* What you need to do
Count the lines in the records below that contain the word "could", and give only that number.

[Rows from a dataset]
================

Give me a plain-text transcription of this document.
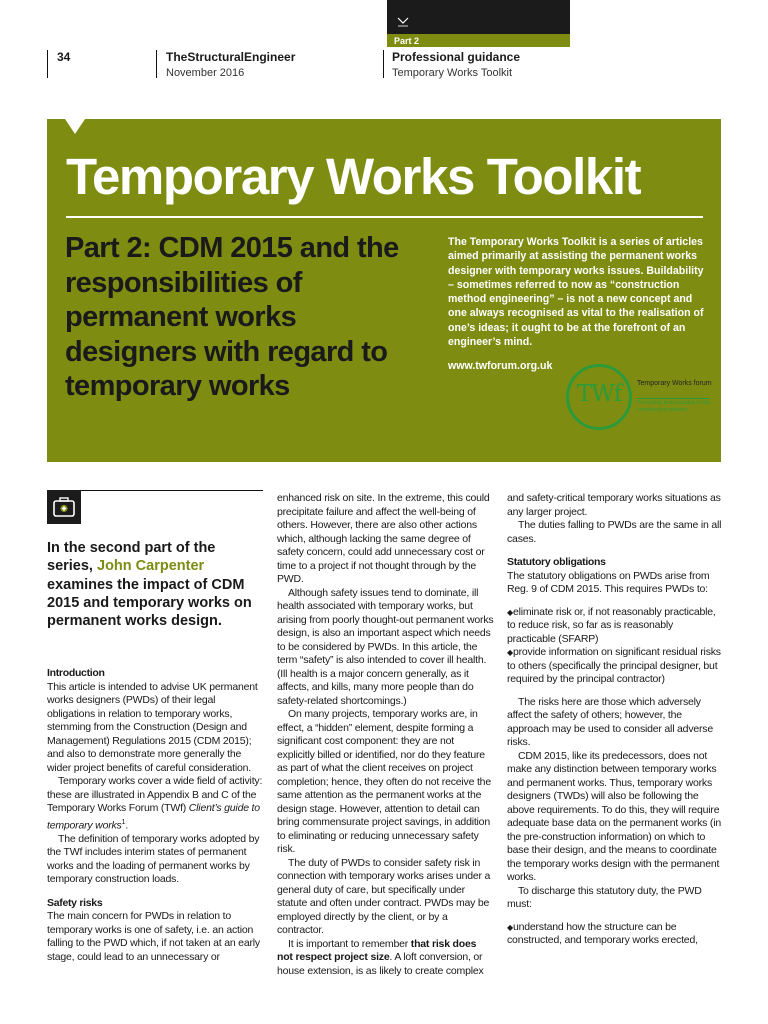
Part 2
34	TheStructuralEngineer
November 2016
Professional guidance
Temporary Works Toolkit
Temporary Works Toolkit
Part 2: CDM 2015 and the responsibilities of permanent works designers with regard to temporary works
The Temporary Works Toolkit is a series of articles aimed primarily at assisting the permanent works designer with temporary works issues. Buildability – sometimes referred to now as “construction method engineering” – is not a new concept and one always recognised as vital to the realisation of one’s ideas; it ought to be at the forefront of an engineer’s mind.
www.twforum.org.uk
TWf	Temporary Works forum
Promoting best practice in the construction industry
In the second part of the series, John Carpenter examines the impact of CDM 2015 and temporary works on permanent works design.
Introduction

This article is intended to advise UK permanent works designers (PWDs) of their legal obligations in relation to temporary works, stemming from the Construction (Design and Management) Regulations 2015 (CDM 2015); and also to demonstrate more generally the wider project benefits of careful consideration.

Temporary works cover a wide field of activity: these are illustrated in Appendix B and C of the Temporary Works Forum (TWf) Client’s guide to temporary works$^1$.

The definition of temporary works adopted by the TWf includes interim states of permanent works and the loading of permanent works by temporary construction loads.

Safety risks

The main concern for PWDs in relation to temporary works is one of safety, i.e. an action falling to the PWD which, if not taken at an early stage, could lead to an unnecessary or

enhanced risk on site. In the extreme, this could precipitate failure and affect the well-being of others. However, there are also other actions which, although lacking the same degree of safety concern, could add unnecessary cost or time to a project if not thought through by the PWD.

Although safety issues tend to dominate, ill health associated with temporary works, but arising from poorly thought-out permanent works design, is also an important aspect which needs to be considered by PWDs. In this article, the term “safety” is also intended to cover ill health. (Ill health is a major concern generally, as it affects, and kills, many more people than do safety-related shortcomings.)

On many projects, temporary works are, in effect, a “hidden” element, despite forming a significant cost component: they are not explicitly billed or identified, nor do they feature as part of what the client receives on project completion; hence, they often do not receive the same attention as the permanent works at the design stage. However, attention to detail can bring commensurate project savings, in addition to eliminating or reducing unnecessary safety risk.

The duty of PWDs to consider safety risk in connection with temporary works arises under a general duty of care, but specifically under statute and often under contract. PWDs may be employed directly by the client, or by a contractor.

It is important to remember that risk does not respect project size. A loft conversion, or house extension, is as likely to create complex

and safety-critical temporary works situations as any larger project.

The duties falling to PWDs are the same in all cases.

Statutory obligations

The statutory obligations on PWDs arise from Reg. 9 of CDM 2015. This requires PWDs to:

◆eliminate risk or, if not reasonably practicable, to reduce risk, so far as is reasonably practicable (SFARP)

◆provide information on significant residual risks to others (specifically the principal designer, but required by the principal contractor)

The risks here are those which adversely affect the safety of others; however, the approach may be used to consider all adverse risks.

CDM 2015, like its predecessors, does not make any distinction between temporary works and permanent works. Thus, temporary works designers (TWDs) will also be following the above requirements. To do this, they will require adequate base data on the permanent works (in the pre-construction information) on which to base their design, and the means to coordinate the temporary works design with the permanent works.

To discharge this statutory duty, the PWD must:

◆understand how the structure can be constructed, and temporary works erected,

================

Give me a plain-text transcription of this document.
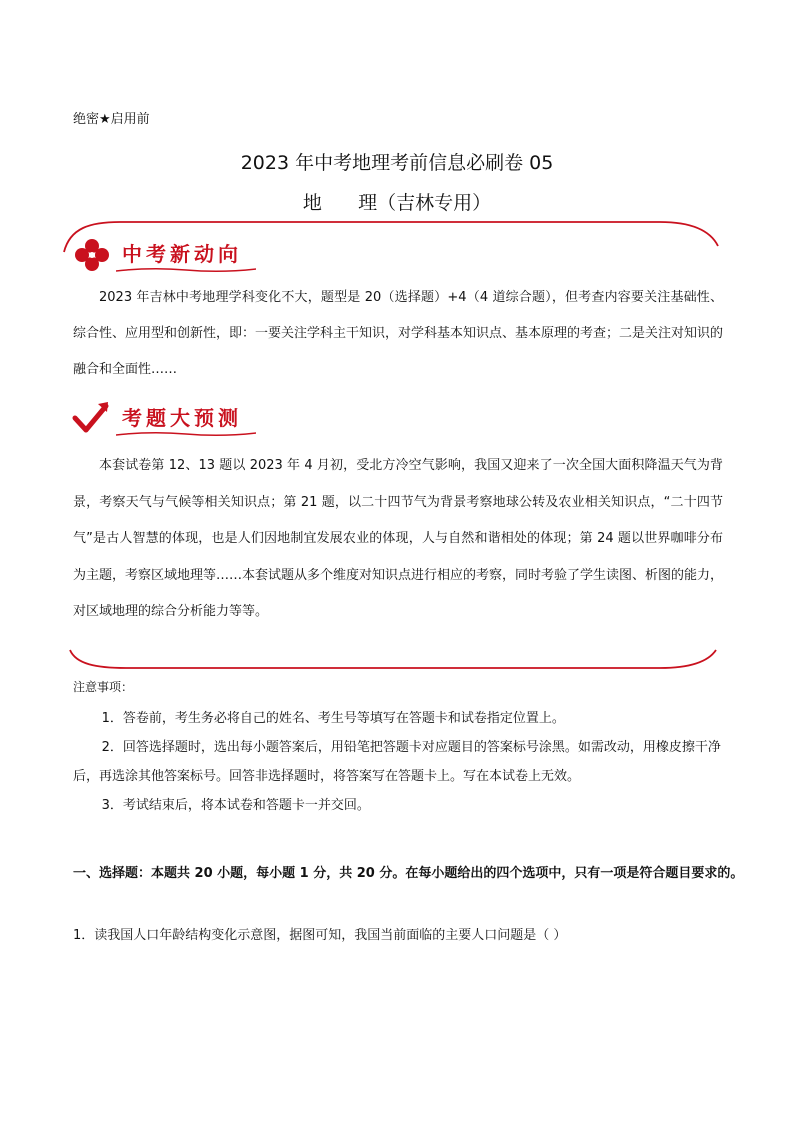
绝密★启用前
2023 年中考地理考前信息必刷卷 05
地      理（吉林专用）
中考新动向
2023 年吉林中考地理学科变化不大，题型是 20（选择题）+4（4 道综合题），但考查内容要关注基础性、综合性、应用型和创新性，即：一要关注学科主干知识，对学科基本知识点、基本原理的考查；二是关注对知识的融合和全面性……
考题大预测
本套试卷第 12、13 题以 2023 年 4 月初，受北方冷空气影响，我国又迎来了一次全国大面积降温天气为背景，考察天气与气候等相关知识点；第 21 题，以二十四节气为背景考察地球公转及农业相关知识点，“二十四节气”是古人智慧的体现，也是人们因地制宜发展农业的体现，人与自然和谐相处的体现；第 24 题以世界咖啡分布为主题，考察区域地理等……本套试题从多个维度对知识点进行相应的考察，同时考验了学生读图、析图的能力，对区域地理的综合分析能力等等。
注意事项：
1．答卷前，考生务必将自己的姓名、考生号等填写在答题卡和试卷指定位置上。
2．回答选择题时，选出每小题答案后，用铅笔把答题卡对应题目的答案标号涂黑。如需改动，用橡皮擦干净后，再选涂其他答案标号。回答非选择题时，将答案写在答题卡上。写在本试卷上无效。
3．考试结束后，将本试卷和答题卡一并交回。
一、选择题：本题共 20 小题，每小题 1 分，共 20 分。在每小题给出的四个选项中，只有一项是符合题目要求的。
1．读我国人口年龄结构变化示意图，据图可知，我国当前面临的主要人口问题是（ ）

================

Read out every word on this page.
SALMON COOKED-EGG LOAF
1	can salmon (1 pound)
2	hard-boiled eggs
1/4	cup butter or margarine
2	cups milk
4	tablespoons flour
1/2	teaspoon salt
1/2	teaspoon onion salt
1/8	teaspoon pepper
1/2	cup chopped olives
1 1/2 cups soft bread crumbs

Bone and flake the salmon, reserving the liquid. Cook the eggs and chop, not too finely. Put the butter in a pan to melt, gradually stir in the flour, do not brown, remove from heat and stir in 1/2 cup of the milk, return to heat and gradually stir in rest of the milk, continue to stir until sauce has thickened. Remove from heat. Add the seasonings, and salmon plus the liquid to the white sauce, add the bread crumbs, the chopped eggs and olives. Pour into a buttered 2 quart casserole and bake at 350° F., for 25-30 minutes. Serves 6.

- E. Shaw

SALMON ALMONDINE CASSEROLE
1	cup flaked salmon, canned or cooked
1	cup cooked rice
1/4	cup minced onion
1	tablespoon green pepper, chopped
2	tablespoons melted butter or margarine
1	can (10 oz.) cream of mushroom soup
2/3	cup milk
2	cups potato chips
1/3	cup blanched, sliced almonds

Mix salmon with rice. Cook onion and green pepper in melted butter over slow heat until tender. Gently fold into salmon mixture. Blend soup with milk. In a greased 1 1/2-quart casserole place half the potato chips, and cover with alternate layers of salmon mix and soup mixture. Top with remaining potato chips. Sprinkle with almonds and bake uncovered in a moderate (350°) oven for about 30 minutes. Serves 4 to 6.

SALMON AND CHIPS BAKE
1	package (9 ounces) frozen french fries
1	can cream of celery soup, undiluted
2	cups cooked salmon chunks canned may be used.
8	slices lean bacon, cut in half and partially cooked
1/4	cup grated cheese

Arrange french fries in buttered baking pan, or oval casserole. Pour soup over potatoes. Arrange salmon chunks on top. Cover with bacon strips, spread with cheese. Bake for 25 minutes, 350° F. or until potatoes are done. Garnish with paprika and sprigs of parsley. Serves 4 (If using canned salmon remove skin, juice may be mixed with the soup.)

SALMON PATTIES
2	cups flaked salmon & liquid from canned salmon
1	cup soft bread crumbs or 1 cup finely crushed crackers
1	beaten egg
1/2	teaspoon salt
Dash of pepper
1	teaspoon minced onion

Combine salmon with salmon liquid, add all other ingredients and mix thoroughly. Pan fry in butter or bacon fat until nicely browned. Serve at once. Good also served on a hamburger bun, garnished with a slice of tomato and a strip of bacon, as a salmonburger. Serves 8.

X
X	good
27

================

* Solution for this problem
2